#### [Entries supplied]
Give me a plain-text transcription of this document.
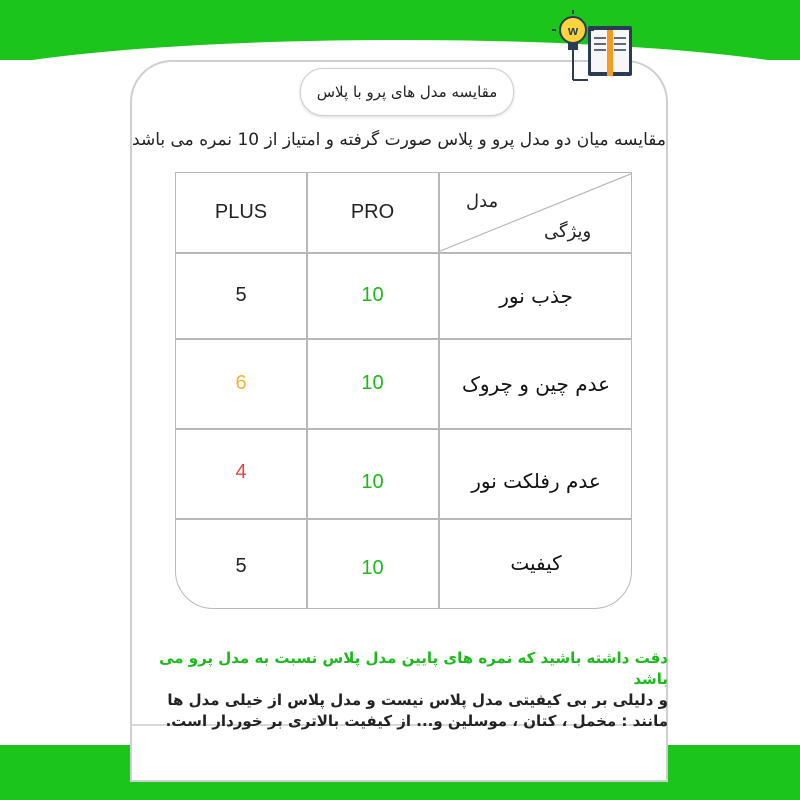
w
مقایسه مدل های پرو با پلاس
مقایسه میان دو مدل پرو و پلاس صورت گرفته و امتیاز از 10 نمره می باشد
مدل
ویژگی
PLUS	PRO
5	10	جذب نور
6	10	عدم چین و چروک
4	10	عدم رفلکت نور
5	10	کیفیت
دقت داشته باشید که نمره های پایین مدل پلاس نسبت به مدل پرو می باشد
و دلیلی بر بی کیفیتی مدل پلاس نیست و مدل پلاس از خیلی مدل ها
مانند : مخمل ، کتان ، موسلین و... از کیفیت بالاتری بر خوردار است.
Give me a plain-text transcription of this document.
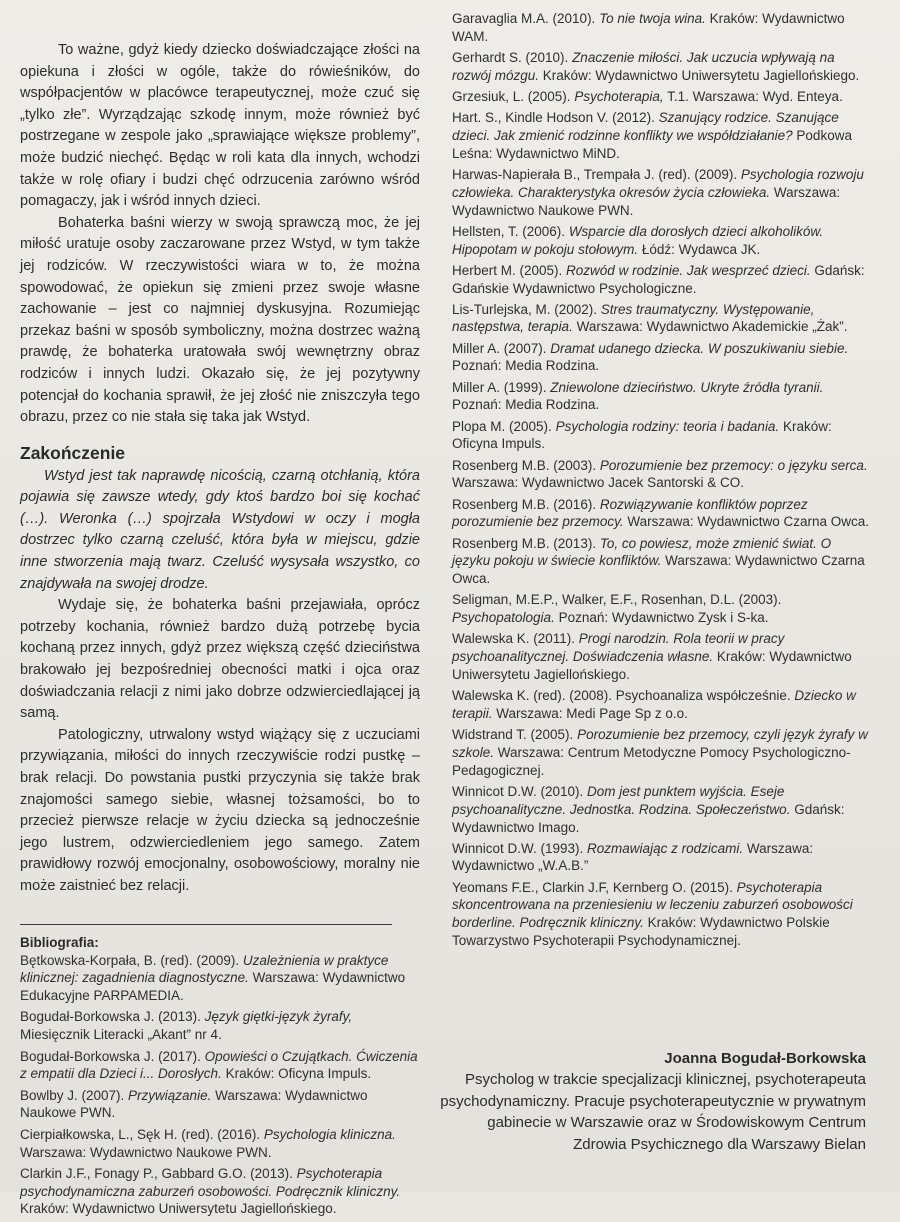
To ważne, gdyż kiedy dziecko doświadczające złości na opiekuna i złości w ogóle, także do rówieśników, do współpacjentów w placówce terapeutycznej, może czuć się „tylko złe”. Wyrządzając szkodę innym, może również być postrzegane w zespole jako „sprawiające większe problemy”, może budzić niechęć. Będąc w roli kata dla innych, wchodzi także w rolę ofiary i budzi chęć odrzucenia zarówno wśród pomagaczy, jak i wśród innych dzieci.

Bohaterka baśni wierzy w swoją sprawczą moc, że jej miłość uratuje osoby zaczarowane przez Wstyd, w tym także jej rodziców. W rzeczywistości wiara w to, że można spowodować, że opiekun się zmieni przez swoje własne zachowanie – jest co najmniej dyskusyjna. Rozumiejąc przekaz baśni w sposób symboliczny, można dostrzec ważną prawdę, że bohaterka uratowała swój wewnętrzny obraz rodziców i innych ludzi. Okazało się, że jej pozytywny potencjał do kochania sprawił, że jej złość nie zniszczyła tego obrazu, przez co nie stała się taka jak Wstyd.

Zakończenie

Wstyd jest tak naprawdę nicością, czarną otchłanią, która pojawia się zawsze wtedy, gdy ktoś bardzo boi się kochać (…). Weronka (…) spojrzała Wstydowi w oczy i mogła dostrzec tylko czarną czeluść, która była w miejscu, gdzie inne stworzenia mają twarz. Czeluść wysysała wszystko, co znajdywała na swojej drodze.

Wydaje się, że bohaterka baśni przejawiała, oprócz potrzeby kochania, również bardzo dużą potrzebę bycia kochaną przez innych, gdyż przez większą część dzieciństwa brakowało jej bezpośredniej obecności matki i ojca oraz doświadczania relacji z nimi jako dobrze odzwierciedlającej ją samą.

Patologiczny, utrwalony wstyd wiążący się z uczuciami przywiązania, miłości do innych rzeczywiście rodzi pustkę – brak relacji. Do powstania pustki przyczynia się także brak znajomości samego siebie, własnej tożsamości, bo to przecież pierwsze relacje w życiu dziecka są jednocześnie jego lustrem, odzwierciedleniem jego samego. Zatem prawidłowy rozwój emocjonalny, osobowościowy, moralny nie może zaistnieć bez relacji.

Bibliografia:
Bętkowska-Korpała, B. (red). (2009). Uzależnienia w praktyce klinicznej: zagadnienia diagnostyczne. Warszawa: Wydawnictwo Edukacyjne PARPAMEDIA.
Bogudał-Borkowska J. (2013). Język giętki-język żyrafy, Miesięcznik Literacki „Akant” nr 4.
Bogudał-Borkowska J. (2017). Opowieści o Czujątkach. Ćwiczenia z empatii dla Dzieci i... Dorosłych. Kraków: Oficyna Impuls.
Bowlby J. (2007). Przywiązanie. Warszawa: Wydawnictwo Naukowe PWN.
Cierpiałkowska, L., Sęk H. (red). (2016). Psychologia kliniczna. Warszawa: Wydawnictwo Naukowe PWN.
Clarkin J.F., Fonagy P., Gabbard G.O. (2013). Psychoterapia psychodynamiczna zaburzeń osobowości. Podręcznik kliniczny. Kraków: Wydawnictwo Uniwersytetu Jagiellońskiego.
Garavaglia M.A. (2010). To nie twoja wina. Kraków: Wydawnictwo WAM.
Gerhardt S. (2010). Znaczenie miłości. Jak uczucia wpływają na rozwój mózgu. Kraków: Wydawnictwo Uniwersytetu Jagiellońskiego.
Grzesiuk, L. (2005). Psychoterapia, T.1. Warszawa: Wyd. Enteya.
Hart. S., Kindle Hodson V. (2012). Szanujący rodzice. Szanujące dzieci. Jak zmienić rodzinne konflikty we współdziałanie? Podkowa Leśna: Wydawnictwo MiND.
Harwas-Napierała B., Trempała J. (red). (2009). Psychologia rozwoju człowieka. Charakterystyka okresów życia człowieka. Warszawa: Wydawnictwo Naukowe PWN.
Hellsten, T. (2006). Wsparcie dla dorosłych dzieci alkoholików. Hipopotam w pokoju stołowym. Łódź: Wydawca JK.
Herbert M. (2005). Rozwód w rodzinie. Jak wesprzeć dzieci. Gdańsk: Gdańskie Wydawnictwo Psychologiczne.
Lis-Turlejska, M. (2002). Stres traumatyczny. Występowanie, następstwa, terapia. Warszawa: Wydawnictwo Akademickie „Żak”.
Miller A. (2007). Dramat udanego dziecka. W poszukiwaniu siebie. Poznań: Media Rodzina.
Miller A. (1999). Zniewolone dzieciństwo. Ukryte źródła tyranii. Poznań: Media Rodzina.
Plopa M. (2005). Psychologia rodziny: teoria i badania. Kraków: Oficyna Impuls.
Rosenberg M.B. (2003). Porozumienie bez przemocy: o języku serca. Warszawa: Wydawnictwo Jacek Santorski & CO.
Rosenberg M.B. (2016). Rozwiązywanie konfliktów poprzez porozumienie bez przemocy. Warszawa: Wydawnictwo Czarna Owca.
Rosenberg M.B. (2013). To, co powiesz, może zmienić świat. O języku pokoju w świecie konfliktów. Warszawa: Wydawnictwo Czarna Owca.
Seligman, M.E.P., Walker, E.F., Rosenhan, D.L. (2003). Psychopatologia. Poznań: Wydawnictwo Zysk i S-ka.
Walewska K. (2011). Progi narodzin. Rola teorii w pracy psychoanalitycznej. Doświadczenia własne. Kraków: Wydawnictwo Uniwersytetu Jagiellońskiego.
Walewska K. (red). (2008). Psychoanaliza współcześnie. Dziecko w terapii. Warszawa: Medi Page Sp z o.o.
Widstrand T. (2005). Porozumienie bez przemocy, czyli język żyrafy w szkole. Warszawa: Centrum Metodyczne Pomocy Psychologiczno-Pedagogicznej.
Winnicot D.W. (2010). Dom jest punktem wyjścia. Eseje psychoanalityczne. Jednostka. Rodzina. Społeczeństwo. Gdańsk: Wydawnictwo Imago.
Winnicot D.W. (1993). Rozmawiając z rodzicami. Warszawa: Wydawnictwo „W.A.B.”
Yeomans F.E., Clarkin J.F, Kernberg O. (2015). Psychoterapia skoncentrowana na przeniesieniu w leczeniu zaburzeń osobowości borderline. Podręcznik kliniczny. Kraków: Wydawnictwo Polskie Towarzystwo Psychoterapii Psychodynamicznej.
Joanna Bogudał-Borkowska
Psycholog w trakcie specjalizacji klinicznej, psychoterapeuta psychodynamiczny. Pracuje psychoterapeutycznie w prywatnym gabinecie w Warszawie oraz w Środowiskowym Centrum Zdrowia Psychicznego dla Warszawy Bielan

#### [What is required]
Print all of the entries word for word. Skip any images they contain.

#### [Completed task]
Give me a plain-text transcription of this document.
w
مقایسه مدل های پرو با پلاس
مقایسه میان دو مدل پرو و پلاس صورت گرفته و امتیاز از 10 نمره می باشد
مدل
ویژگی
PLUS	PRO
5	10	جذب نور
6	10	عدم چین و چروک
4	10	عدم رفلکت نور
5	10	کیفیت
دقت داشته باشید که نمره های پایین مدل پلاس نسبت به مدل پرو می باشد
و دلیلی بر بی کیفیتی مدل پلاس نیست و مدل پلاس از خیلی مدل ها
مانند : مخمل ، کتان ، موسلین و... از کیفیت بالاتری بر خوردار است.
Give me a plain-text transcription of this document.
To ważne, gdyż kiedy dziecko doświadczające złości na opiekuna i złości w ogóle, także do rówieśników, do współpacjentów w placówce terapeutycznej, może czuć się „tylko złe”. Wyrządzając szkodę innym, może również być postrzegane w zespole jako „sprawiające większe problemy”, może budzić niechęć. Będąc w roli kata dla innych, wchodzi także w rolę ofiary i budzi chęć odrzucenia zarówno wśród pomagaczy, jak i wśród innych dzieci.

Bohaterka baśni wierzy w swoją sprawczą moc, że jej miłość uratuje osoby zaczarowane przez Wstyd, w tym także jej rodziców. W rzeczywistości wiara w to, że można spowodować, że opiekun się zmieni przez swoje własne zachowanie – jest co najmniej dyskusyjna. Rozumiejąc przekaz baśni w sposób symboliczny, można dostrzec ważną prawdę, że bohaterka uratowała swój wewnętrzny obraz rodziców i innych ludzi. Okazało się, że jej pozytywny potencjał do kochania sprawił, że jej złość nie zniszczyła tego obrazu, przez co nie stała się taka jak Wstyd.

Zakończenie

Wstyd jest tak naprawdę nicością, czarną otchłanią, która pojawia się zawsze wtedy, gdy ktoś bardzo boi się kochać (…). Weronka (…) spojrzała Wstydowi w oczy i mogła dostrzec tylko czarną czeluść, która była w miejscu, gdzie inne stworzenia mają twarz. Czeluść wysysała wszystko, co znajdywała na swojej drodze.

Wydaje się, że bohaterka baśni przejawiała, oprócz potrzeby kochania, również bardzo dużą potrzebę bycia kochaną przez innych, gdyż przez większą część dzieciństwa brakowało jej bezpośredniej obecności matki i ojca oraz doświadczania relacji z nimi jako dobrze odzwierciedlającej ją samą.

Patologiczny, utrwalony wstyd wiążący się z uczuciami przywiązania, miłości do innych rzeczywiście rodzi pustkę – brak relacji. Do powstania pustki przyczynia się także brak znajomości samego siebie, własnej tożsamości, bo to przecież pierwsze relacje w życiu dziecka są jednocześnie jego lustrem, odzwierciedleniem jego samego. Zatem prawidłowy rozwój emocjonalny, osobowościowy, moralny nie może zaistnieć bez relacji.

Bibliografia:
Bętkowska-Korpała, B. (red). (2009). Uzależnienia w praktyce klinicznej: zagadnienia diagnostyczne. Warszawa: Wydawnictwo Edukacyjne PARPAMEDIA.
Bogudał-Borkowska J. (2013). Język giętki-język żyrafy, Miesięcznik Literacki „Akant” nr 4.
Bogudał-Borkowska J. (2017). Opowieści o Czujątkach. Ćwiczenia z empatii dla Dzieci i... Dorosłych. Kraków: Oficyna Impuls.
Bowlby J. (2007). Przywiązanie. Warszawa: Wydawnictwo Naukowe PWN.
Cierpiałkowska, L., Sęk H. (red). (2016). Psychologia kliniczna. Warszawa: Wydawnictwo Naukowe PWN.
Clarkin J.F., Fonagy P., Gabbard G.O. (2013). Psychoterapia psychodynamiczna zaburzeń osobowości. Podręcznik kliniczny. Kraków: Wydawnictwo Uniwersytetu Jagiellońskiego.
Garavaglia M.A. (2010). To nie twoja wina. Kraków: Wydawnictwo WAM.
Gerhardt S. (2010). Znaczenie miłości. Jak uczucia wpływają na rozwój mózgu. Kraków: Wydawnictwo Uniwersytetu Jagiellońskiego.
Grzesiuk, L. (2005). Psychoterapia, T.1. Warszawa: Wyd. Enteya.
Hart. S., Kindle Hodson V. (2012). Szanujący rodzice. Szanujące dzieci. Jak zmienić rodzinne konflikty we współdziałanie? Podkowa Leśna: Wydawnictwo MiND.
Harwas-Napierała B., Trempała J. (red). (2009). Psychologia rozwoju człowieka. Charakterystyka okresów życia człowieka. Warszawa: Wydawnictwo Naukowe PWN.
Hellsten, T. (2006). Wsparcie dla dorosłych dzieci alkoholików. Hipopotam w pokoju stołowym. Łódź: Wydawca JK.
Herbert M. (2005). Rozwód w rodzinie. Jak wesprzeć dzieci. Gdańsk: Gdańskie Wydawnictwo Psychologiczne.
Lis-Turlejska, M. (2002). Stres traumatyczny. Występowanie, następstwa, terapia. Warszawa: Wydawnictwo Akademickie „Żak”.
Miller A. (2007). Dramat udanego dziecka. W poszukiwaniu siebie. Poznań: Media Rodzina.
Miller A. (1999). Zniewolone dzieciństwo. Ukryte źródła tyranii. Poznań: Media Rodzina.
Plopa M. (2005). Psychologia rodziny: teoria i badania. Kraków: Oficyna Impuls.
Rosenberg M.B. (2003). Porozumienie bez przemocy: o języku serca. Warszawa: Wydawnictwo Jacek Santorski & CO.
Rosenberg M.B. (2016). Rozwiązywanie konfliktów poprzez porozumienie bez przemocy. Warszawa: Wydawnictwo Czarna Owca.
Rosenberg M.B. (2013). To, co powiesz, może zmienić świat. O języku pokoju w świecie konfliktów. Warszawa: Wydawnictwo Czarna Owca.
Seligman, M.E.P., Walker, E.F., Rosenhan, D.L. (2003). Psychopatologia. Poznań: Wydawnictwo Zysk i S-ka.
Walewska K. (2011). Progi narodzin. Rola teorii w pracy psychoanalitycznej. Doświadczenia własne. Kraków: Wydawnictwo Uniwersytetu Jagiellońskiego.
Walewska K. (red). (2008). Psychoanaliza współcześnie. Dziecko w terapii. Warszawa: Medi Page Sp z o.o.
Widstrand T. (2005). Porozumienie bez przemocy, czyli język żyrafy w szkole. Warszawa: Centrum Metodyczne Pomocy Psychologiczno-Pedagogicznej.
Winnicot D.W. (2010). Dom jest punktem wyjścia. Eseje psychoanalityczne. Jednostka. Rodzina. Społeczeństwo. Gdańsk: Wydawnictwo Imago.
Winnicot D.W. (1993). Rozmawiając z rodzicami. Warszawa: Wydawnictwo „W.A.B.”
Yeomans F.E., Clarkin J.F, Kernberg O. (2015). Psychoterapia skoncentrowana na przeniesieniu w leczeniu zaburzeń osobowości borderline. Podręcznik kliniczny. Kraków: Wydawnictwo Polskie Towarzystwo Psychoterapii Psychodynamicznej.
Joanna Bogudał-Borkowska
Psycholog w trakcie specjalizacji klinicznej, psychoterapeuta psychodynamiczny. Pracuje psychoterapeutycznie w prywatnym gabinecie w Warszawie oraz w Środowiskowym Centrum Zdrowia Psychicznego dla Warszawy Bielan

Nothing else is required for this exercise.